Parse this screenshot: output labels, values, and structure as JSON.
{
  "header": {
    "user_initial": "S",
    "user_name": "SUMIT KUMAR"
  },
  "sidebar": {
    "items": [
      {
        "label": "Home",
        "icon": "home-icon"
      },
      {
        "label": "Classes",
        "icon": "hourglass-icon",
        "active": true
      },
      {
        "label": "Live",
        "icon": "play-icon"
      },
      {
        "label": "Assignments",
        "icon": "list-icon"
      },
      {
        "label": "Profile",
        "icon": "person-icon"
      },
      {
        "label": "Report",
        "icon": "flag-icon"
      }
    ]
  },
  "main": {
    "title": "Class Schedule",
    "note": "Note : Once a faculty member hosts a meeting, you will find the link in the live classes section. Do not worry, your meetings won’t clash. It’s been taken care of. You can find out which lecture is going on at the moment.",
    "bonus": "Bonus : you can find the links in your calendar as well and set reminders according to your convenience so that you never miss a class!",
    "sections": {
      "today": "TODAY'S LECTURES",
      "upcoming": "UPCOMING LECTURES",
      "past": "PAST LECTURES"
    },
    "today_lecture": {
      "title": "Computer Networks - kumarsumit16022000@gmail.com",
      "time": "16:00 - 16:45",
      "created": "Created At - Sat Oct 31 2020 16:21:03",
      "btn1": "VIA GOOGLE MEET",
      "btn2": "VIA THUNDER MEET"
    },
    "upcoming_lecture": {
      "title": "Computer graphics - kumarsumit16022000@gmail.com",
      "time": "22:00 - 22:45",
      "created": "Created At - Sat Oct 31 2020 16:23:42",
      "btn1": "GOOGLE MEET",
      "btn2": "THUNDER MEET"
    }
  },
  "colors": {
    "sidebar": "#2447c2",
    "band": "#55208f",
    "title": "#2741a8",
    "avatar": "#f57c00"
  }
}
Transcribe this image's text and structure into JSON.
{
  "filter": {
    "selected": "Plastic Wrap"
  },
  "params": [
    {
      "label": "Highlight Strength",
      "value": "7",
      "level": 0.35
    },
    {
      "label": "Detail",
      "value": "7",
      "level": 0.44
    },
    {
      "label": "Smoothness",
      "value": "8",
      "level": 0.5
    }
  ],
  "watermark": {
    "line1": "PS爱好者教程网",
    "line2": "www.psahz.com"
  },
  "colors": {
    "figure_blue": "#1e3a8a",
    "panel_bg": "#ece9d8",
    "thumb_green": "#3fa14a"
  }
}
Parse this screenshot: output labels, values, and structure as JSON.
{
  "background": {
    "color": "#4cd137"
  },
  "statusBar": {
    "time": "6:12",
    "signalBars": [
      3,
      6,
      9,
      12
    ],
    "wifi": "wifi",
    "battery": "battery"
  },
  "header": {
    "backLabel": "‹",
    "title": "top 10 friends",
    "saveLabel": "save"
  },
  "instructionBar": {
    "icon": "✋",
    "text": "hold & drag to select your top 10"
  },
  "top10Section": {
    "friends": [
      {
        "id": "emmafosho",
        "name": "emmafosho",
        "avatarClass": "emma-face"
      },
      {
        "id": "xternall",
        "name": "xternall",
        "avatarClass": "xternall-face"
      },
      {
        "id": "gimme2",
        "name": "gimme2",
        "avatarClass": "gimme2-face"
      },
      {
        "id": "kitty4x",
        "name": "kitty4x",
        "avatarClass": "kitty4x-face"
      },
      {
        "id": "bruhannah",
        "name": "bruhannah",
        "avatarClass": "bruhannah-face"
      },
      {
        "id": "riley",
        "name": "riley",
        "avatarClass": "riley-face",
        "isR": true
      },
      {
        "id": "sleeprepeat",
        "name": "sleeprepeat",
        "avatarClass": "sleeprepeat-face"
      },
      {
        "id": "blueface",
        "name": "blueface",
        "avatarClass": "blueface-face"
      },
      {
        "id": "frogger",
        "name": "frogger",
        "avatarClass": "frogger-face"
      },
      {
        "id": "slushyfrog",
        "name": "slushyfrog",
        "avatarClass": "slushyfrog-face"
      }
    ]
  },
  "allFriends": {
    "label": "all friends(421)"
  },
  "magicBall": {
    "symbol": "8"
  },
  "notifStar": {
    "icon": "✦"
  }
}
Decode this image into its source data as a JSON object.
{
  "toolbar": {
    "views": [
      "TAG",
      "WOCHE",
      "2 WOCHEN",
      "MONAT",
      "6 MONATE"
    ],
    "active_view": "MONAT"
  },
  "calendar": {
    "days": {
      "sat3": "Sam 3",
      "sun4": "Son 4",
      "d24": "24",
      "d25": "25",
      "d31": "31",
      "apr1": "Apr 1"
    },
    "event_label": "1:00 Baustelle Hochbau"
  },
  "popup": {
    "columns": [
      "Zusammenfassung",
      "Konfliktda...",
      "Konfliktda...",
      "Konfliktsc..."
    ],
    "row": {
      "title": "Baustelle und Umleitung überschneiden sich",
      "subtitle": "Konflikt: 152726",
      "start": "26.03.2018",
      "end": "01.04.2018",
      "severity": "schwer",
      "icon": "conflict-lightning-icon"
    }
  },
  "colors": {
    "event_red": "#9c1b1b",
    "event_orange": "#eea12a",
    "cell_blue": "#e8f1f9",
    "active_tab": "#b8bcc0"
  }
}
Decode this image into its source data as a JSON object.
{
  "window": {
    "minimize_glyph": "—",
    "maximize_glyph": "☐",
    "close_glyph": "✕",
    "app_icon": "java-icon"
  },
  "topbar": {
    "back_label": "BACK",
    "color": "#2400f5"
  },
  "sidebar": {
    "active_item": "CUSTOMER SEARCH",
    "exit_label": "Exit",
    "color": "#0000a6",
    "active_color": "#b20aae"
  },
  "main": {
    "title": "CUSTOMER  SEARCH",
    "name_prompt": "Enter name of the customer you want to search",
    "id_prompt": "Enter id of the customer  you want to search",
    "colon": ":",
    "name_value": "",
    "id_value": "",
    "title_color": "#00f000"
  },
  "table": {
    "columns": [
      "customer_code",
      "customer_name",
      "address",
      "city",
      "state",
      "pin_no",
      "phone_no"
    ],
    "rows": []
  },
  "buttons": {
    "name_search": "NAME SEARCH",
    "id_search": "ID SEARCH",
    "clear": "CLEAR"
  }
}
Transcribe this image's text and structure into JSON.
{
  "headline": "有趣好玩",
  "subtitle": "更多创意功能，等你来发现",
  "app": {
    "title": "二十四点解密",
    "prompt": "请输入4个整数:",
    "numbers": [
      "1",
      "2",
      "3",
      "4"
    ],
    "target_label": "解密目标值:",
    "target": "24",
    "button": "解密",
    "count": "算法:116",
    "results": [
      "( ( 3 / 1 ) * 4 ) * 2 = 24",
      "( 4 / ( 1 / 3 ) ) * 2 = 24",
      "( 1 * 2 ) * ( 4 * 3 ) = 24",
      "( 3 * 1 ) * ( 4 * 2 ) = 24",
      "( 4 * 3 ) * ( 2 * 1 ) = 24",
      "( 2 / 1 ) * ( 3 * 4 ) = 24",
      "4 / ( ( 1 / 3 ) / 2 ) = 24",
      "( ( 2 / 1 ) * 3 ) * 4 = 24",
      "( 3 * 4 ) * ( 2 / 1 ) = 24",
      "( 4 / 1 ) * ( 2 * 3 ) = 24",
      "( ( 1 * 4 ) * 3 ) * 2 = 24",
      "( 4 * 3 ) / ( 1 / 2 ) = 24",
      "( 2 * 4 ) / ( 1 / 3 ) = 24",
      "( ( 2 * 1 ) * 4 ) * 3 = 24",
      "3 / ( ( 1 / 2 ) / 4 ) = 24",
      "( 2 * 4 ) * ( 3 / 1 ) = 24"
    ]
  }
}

*Instructions to follow*
What do the records say? Quote them all exactly.

*Correct answer*
Parse this screenshot: output labels, values, and structure as JSON.
{
  "header": {
    "user_initial": "S",
    "user_name": "SUMIT KUMAR"
  },
  "sidebar": {
    "items": [
      {
        "label": "Home",
        "icon": "home-icon"
      },
      {
        "label": "Classes",
        "icon": "hourglass-icon",
        "active": true
      },
      {
        "label": "Live",
        "icon": "play-icon"
      },
      {
        "label": "Assignments",
        "icon": "list-icon"
      },
      {
        "label": "Profile",
        "icon": "person-icon"
      },
      {
        "label": "Report",
        "icon": "flag-icon"
      }
    ]
  },
  "main": {
    "title": "Class Schedule",
    "note": "Note : Once a faculty member hosts a meeting, you will find the link in the live classes section. Do not worry, your meetings won’t clash. It’s been taken care of. You can find out which lecture is going on at the moment.",
    "bonus": "Bonus : you can find the links in your calendar as well and set reminders according to your convenience so that you never miss a class!",
    "sections": {
      "today": "TODAY'S LECTURES",
      "upcoming": "UPCOMING LECTURES",
      "past": "PAST LECTURES"
    },
    "today_lecture": {
      "title": "Computer Networks - kumarsumit16022000@gmail.com",
      "time": "16:00 - 16:45",
      "created": "Created At - Sat Oct 31 2020 16:21:03",
      "btn1": "VIA GOOGLE MEET",
      "btn2": "VIA THUNDER MEET"
    },
    "upcoming_lecture": {
      "title": "Computer graphics - kumarsumit16022000@gmail.com",
      "time": "22:00 - 22:45",
      "created": "Created At - Sat Oct 31 2020 16:23:42",
      "btn1": "GOOGLE MEET",
      "btn2": "THUNDER MEET"
    }
  },
  "colors": {
    "sidebar": "#2447c2",
    "band": "#55208f",
    "title": "#2741a8",
    "avatar": "#f57c00"
  }
}
Transcribe this image's text and structure into JSON.
{
  "filter": {
    "selected": "Plastic Wrap"
  },
  "params": [
    {
      "label": "Highlight Strength",
      "value": "7",
      "level": 0.35
    },
    {
      "label": "Detail",
      "value": "7",
      "level": 0.44
    },
    {
      "label": "Smoothness",
      "value": "8",
      "level": 0.5
    }
  ],
  "watermark": {
    "line1": "PS爱好者教程网",
    "line2": "www.psahz.com"
  },
  "colors": {
    "figure_blue": "#1e3a8a",
    "panel_bg": "#ece9d8",
    "thumb_green": "#3fa14a"
  }
}
Parse this screenshot: output labels, values, and structure as JSON.
{
  "background": {
    "color": "#4cd137"
  },
  "statusBar": {
    "time": "6:12",
    "signalBars": [
      3,
      6,
      9,
      12
    ],
    "wifi": "wifi",
    "battery": "battery"
  },
  "header": {
    "backLabel": "‹",
    "title": "top 10 friends",
    "saveLabel": "save"
  },
  "instructionBar": {
    "icon": "✋",
    "text": "hold & drag to select your top 10"
  },
  "top10Section": {
    "friends": [
      {
        "id": "emmafosho",
        "name": "emmafosho",
        "avatarClass": "emma-face"
      },
      {
        "id": "xternall",
        "name": "xternall",
        "avatarClass": "xternall-face"
      },
      {
        "id": "gimme2",
        "name": "gimme2",
        "avatarClass": "gimme2-face"
      },
      {
        "id": "kitty4x",
        "name": "kitty4x",
        "avatarClass": "kitty4x-face"
      },
      {
        "id": "bruhannah",
        "name": "bruhannah",
        "avatarClass": "bruhannah-face"
      },
      {
        "id": "riley",
        "name": "riley",
        "avatarClass": "riley-face",
        "isR": true
      },
      {
        "id": "sleeprepeat",
        "name": "sleeprepeat",
        "avatarClass": "sleeprepeat-face"
      },
      {
        "id": "blueface",
        "name": "blueface",
        "avatarClass": "blueface-face"
      },
      {
        "id": "frogger",
        "name": "frogger",
        "avatarClass": "frogger-face"
      },
      {
        "id": "slushyfrog",
        "name": "slushyfrog",
        "avatarClass": "slushyfrog-face"
      }
    ]
  },
  "allFriends": {
    "label": "all friends(421)"
  },
  "magicBall": {
    "symbol": "8"
  },
  "notifStar": {
    "icon": "✦"
  }
}
Decode this image into its source data as a JSON object.
{
  "toolbar": {
    "views": [
      "TAG",
      "WOCHE",
      "2 WOCHEN",
      "MONAT",
      "6 MONATE"
    ],
    "active_view": "MONAT"
  },
  "calendar": {
    "days": {
      "sat3": "Sam 3",
      "sun4": "Son 4",
      "d24": "24",
      "d25": "25",
      "d31": "31",
      "apr1": "Apr 1"
    },
    "event_label": "1:00 Baustelle Hochbau"
  },
  "popup": {
    "columns": [
      "Zusammenfassung",
      "Konfliktda...",
      "Konfliktda...",
      "Konfliktsc..."
    ],
    "row": {
      "title": "Baustelle und Umleitung überschneiden sich",
      "subtitle": "Konflikt: 152726",
      "start": "26.03.2018",
      "end": "01.04.2018",
      "severity": "schwer",
      "icon": "conflict-lightning-icon"
    }
  },
  "colors": {
    "event_red": "#9c1b1b",
    "event_orange": "#eea12a",
    "cell_blue": "#e8f1f9",
    "active_tab": "#b8bcc0"
  }
}
Decode this image into its source data as a JSON object.
{
  "window": {
    "minimize_glyph": "—",
    "maximize_glyph": "☐",
    "close_glyph": "✕",
    "app_icon": "java-icon"
  },
  "topbar": {
    "back_label": "BACK",
    "color": "#2400f5"
  },
  "sidebar": {
    "active_item": "CUSTOMER SEARCH",
    "exit_label": "Exit",
    "color": "#0000a6",
    "active_color": "#b20aae"
  },
  "main": {
    "title": "CUSTOMER  SEARCH",
    "name_prompt": "Enter name of the customer you want to search",
    "id_prompt": "Enter id of the customer  you want to search",
    "colon": ":",
    "name_value": "",
    "id_value": "",
    "title_color": "#00f000"
  },
  "table": {
    "columns": [
      "customer_code",
      "customer_name",
      "address",
      "city",
      "state",
      "pin_no",
      "phone_no"
    ],
    "rows": []
  },
  "buttons": {
    "name_search": "NAME SEARCH",
    "id_search": "ID SEARCH",
    "clear": "CLEAR"
  }
}
Transcribe this image's text and structure into JSON.
{
  "headline": "有趣好玩",
  "subtitle": "更多创意功能，等你来发现",
  "app": {
    "title": "二十四点解密",
    "prompt": "请输入4个整数:",
    "numbers": [
      "1",
      "2",
      "3",
      "4"
    ],
    "target_label": "解密目标值:",
    "target": "24",
    "button": "解密",
    "count": "算法:116",
    "results": [
      "( ( 3 / 1 ) * 4 ) * 2 = 24",
      "( 4 / ( 1 / 3 ) ) * 2 = 24",
      "( 1 * 2 ) * ( 4 * 3 ) = 24",
      "( 3 * 1 ) * ( 4 * 2 ) = 24",
      "( 4 * 3 ) * ( 2 * 1 ) = 24",
      "( 2 / 1 ) * ( 3 * 4 ) = 24",
      "4 / ( ( 1 / 3 ) / 2 ) = 24",
      "( ( 2 / 1 ) * 3 ) * 4 = 24",
      "( 3 * 4 ) * ( 2 / 1 ) = 24",
      "( 4 / 1 ) * ( 2 * 3 ) = 24",
      "( ( 1 * 4 ) * 3 ) * 2 = 24",
      "( 4 * 3 ) / ( 1 / 2 ) = 24",
      "( 2 * 4 ) / ( 1 / 3 ) = 24",
      "( ( 2 * 1 ) * 4 ) * 3 = 24",
      "3 / ( ( 1 / 2 ) / 4 ) = 24",
      "( 2 * 4 ) * ( 3 / 1 ) = 24"
    ]
  }
}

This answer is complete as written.